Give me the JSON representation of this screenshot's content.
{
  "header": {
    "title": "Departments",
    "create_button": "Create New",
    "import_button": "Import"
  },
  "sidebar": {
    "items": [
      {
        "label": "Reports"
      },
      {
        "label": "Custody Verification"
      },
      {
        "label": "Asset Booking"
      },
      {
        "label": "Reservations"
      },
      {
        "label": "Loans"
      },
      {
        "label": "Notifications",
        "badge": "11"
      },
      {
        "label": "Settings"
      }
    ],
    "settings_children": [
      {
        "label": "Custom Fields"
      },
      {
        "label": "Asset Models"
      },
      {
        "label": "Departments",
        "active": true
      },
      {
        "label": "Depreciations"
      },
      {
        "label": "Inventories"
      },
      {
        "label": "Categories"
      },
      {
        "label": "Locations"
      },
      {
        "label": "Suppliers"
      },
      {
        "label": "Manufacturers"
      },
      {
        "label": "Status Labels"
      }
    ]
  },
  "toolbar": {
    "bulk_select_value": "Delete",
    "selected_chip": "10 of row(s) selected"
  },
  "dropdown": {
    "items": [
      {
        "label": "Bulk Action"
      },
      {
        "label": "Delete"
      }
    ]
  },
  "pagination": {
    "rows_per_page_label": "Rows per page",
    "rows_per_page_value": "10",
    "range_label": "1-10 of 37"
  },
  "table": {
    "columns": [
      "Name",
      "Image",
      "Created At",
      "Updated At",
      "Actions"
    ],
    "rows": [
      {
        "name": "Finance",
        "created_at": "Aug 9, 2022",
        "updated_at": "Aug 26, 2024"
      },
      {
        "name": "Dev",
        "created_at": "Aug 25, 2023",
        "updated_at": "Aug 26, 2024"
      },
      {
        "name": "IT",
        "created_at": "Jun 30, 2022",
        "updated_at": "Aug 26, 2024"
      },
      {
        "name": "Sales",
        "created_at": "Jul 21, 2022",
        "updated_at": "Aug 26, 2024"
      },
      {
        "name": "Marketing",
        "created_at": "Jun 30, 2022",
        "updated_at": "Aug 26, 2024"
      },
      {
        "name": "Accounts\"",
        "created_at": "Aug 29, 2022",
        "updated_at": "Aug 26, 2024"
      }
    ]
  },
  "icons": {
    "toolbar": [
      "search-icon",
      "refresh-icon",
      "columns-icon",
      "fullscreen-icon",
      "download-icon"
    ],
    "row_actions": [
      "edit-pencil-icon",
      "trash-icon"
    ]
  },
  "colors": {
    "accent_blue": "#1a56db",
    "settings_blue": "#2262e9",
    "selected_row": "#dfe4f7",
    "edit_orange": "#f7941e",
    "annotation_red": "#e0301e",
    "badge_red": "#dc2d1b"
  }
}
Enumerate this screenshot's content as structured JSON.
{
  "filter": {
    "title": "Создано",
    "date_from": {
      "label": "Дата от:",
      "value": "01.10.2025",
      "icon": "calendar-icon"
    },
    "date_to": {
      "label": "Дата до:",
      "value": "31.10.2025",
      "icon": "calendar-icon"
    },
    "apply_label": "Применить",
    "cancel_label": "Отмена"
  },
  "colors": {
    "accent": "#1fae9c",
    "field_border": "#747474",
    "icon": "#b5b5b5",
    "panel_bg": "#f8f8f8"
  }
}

----

TASK TO CARRY OUT
From the entries above, copy out every line where the string "Departments" appears.

FINAL RESULT
    "title": "Departments",
        "label": "Departments",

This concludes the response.